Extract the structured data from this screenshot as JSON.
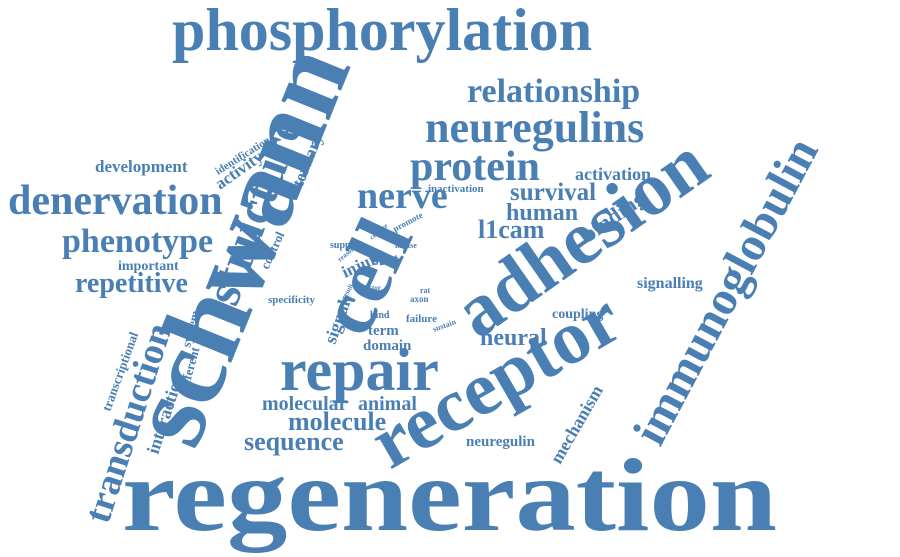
{
  "color": "#4a7fb3",
  "words": [
    "phosphorylation",
    "relationship",
    "neuregulins",
    "protein",
    "activation",
    "schwann",
    "structure",
    "tertiary",
    "identification",
    "development",
    "activity",
    "denervation",
    "nerve",
    "survival",
    "human",
    "l1cam",
    "binding",
    "immunoglobulin",
    "inactivation",
    "phenotype",
    "important",
    "repetitive",
    "control",
    "support",
    "reason",
    "culture",
    "promote",
    "mouse",
    "injury",
    "stat",
    "signal",
    "specificity",
    "factor",
    "result",
    "rat",
    "axon",
    "bind",
    "failure",
    "sustain",
    "term",
    "domain",
    "cell",
    "adhesion",
    "signalling",
    "coupling",
    "neural",
    "transcriptional",
    "system",
    "different",
    "transduction",
    "interaction",
    "repair",
    "receptor",
    "mechanism",
    "molecular",
    "animal",
    "molecule",
    "sequence",
    "neuregulin",
    "regeneration"
  ]
}
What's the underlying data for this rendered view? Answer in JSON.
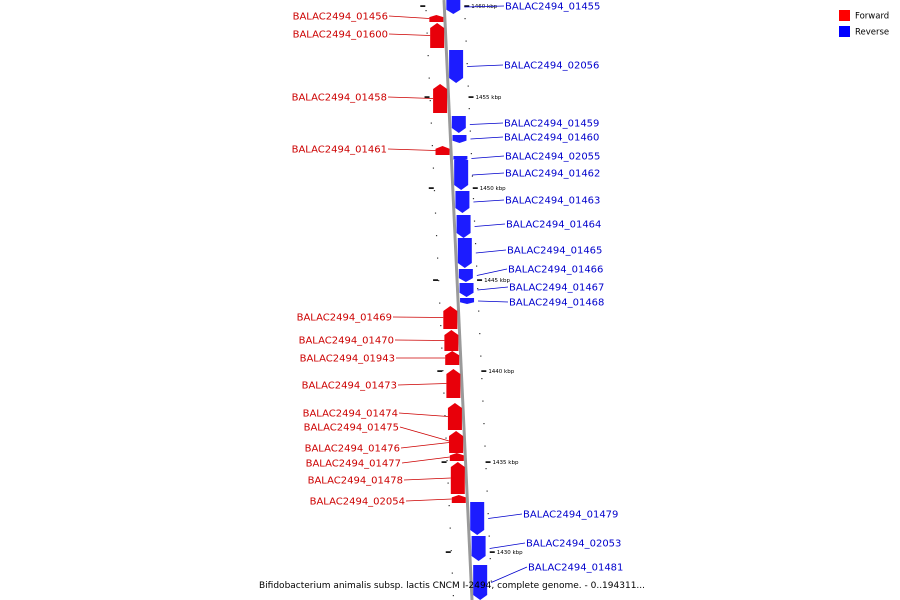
{
  "caption": "Bifidobacterium animalis subsp. lactis CNCM I-2494, complete genome. - 0..194311...",
  "legend": [
    {
      "label": "Forward",
      "color": "#ff0000"
    },
    {
      "label": "Reverse",
      "color": "#0000ff"
    }
  ],
  "colors": {
    "forward": "#e8000a",
    "forward_label": "#cc0000",
    "reverse": "#1c1cff",
    "reverse_label": "#0000cc",
    "backbone": "#9a9a9a"
  },
  "scale_labels": [
    "1460 kbp",
    "1455 kbp",
    "1450 kbp",
    "1445 kbp",
    "1440 kbp",
    "1435 kbp",
    "1430 kbp"
  ],
  "forward_genes": [
    "BALAC2494_01456",
    "BALAC2494_01600",
    "BALAC2494_01458",
    "BALAC2494_01461",
    "BALAC2494_01469",
    "BALAC2494_01470",
    "BALAC2494_01943",
    "BALAC2494_01473",
    "BALAC2494_01474",
    "BALAC2494_01475",
    "BALAC2494_01476",
    "BALAC2494_01477",
    "BALAC2494_01478",
    "BALAC2494_02054"
  ],
  "reverse_genes": [
    "BALAC2494_01455",
    "BALAC2494_02056",
    "BALAC2494_01459",
    "BALAC2494_01460",
    "BALAC2494_02055",
    "BALAC2494_01462",
    "BALAC2494_01463",
    "BALAC2494_01464",
    "BALAC2494_01465",
    "BALAC2494_01466",
    "BALAC2494_01467",
    "BALAC2494_01468",
    "BALAC2494_01479",
    "BALAC2494_02053",
    "BALAC2494_01481"
  ]
}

---*---

- YOUR ASSIGNMENT
Drop every picture, then write out the remaining entries above exactly as they appear.

- ANSWER
Extract the structured data from this screenshot as JSON.
{
  "color": "#4a7fb3",
  "words": [
    "phosphorylation",
    "relationship",
    "neuregulins",
    "protein",
    "activation",
    "schwann",
    "structure",
    "tertiary",
    "identification",
    "development",
    "activity",
    "denervation",
    "nerve",
    "survival",
    "human",
    "l1cam",
    "binding",
    "immunoglobulin",
    "inactivation",
    "phenotype",
    "important",
    "repetitive",
    "control",
    "support",
    "reason",
    "culture",
    "promote",
    "mouse",
    "injury",
    "stat",
    "signal",
    "specificity",
    "factor",
    "result",
    "rat",
    "axon",
    "bind",
    "failure",
    "sustain",
    "term",
    "domain",
    "cell",
    "adhesion",
    "signalling",
    "coupling",
    "neural",
    "transcriptional",
    "system",
    "different",
    "transduction",
    "interaction",
    "repair",
    "receptor",
    "mechanism",
    "molecular",
    "animal",
    "molecule",
    "sequence",
    "neuregulin",
    "regeneration"
  ]
}
What's the underlying data for this rendered view? Answer in JSON.
{
  "caption": "Bifidobacterium animalis subsp. lactis CNCM I-2494, complete genome. - 0..194311...",
  "legend": [
    {
      "label": "Forward",
      "color": "#ff0000"
    },
    {
      "label": "Reverse",
      "color": "#0000ff"
    }
  ],
  "colors": {
    "forward": "#e8000a",
    "forward_label": "#cc0000",
    "reverse": "#1c1cff",
    "reverse_label": "#0000cc",
    "backbone": "#9a9a9a"
  },
  "scale_labels": [
    "1460 kbp",
    "1455 kbp",
    "1450 kbp",
    "1445 kbp",
    "1440 kbp",
    "1435 kbp",
    "1430 kbp"
  ],
  "forward_genes": [
    "BALAC2494_01456",
    "BALAC2494_01600",
    "BALAC2494_01458",
    "BALAC2494_01461",
    "BALAC2494_01469",
    "BALAC2494_01470",
    "BALAC2494_01943",
    "BALAC2494_01473",
    "BALAC2494_01474",
    "BALAC2494_01475",
    "BALAC2494_01476",
    "BALAC2494_01477",
    "BALAC2494_01478",
    "BALAC2494_02054"
  ],
  "reverse_genes": [
    "BALAC2494_01455",
    "BALAC2494_02056",
    "BALAC2494_01459",
    "BALAC2494_01460",
    "BALAC2494_02055",
    "BALAC2494_01462",
    "BALAC2494_01463",
    "BALAC2494_01464",
    "BALAC2494_01465",
    "BALAC2494_01466",
    "BALAC2494_01467",
    "BALAC2494_01468",
    "BALAC2494_01479",
    "BALAC2494_02053",
    "BALAC2494_01481"
  ]
}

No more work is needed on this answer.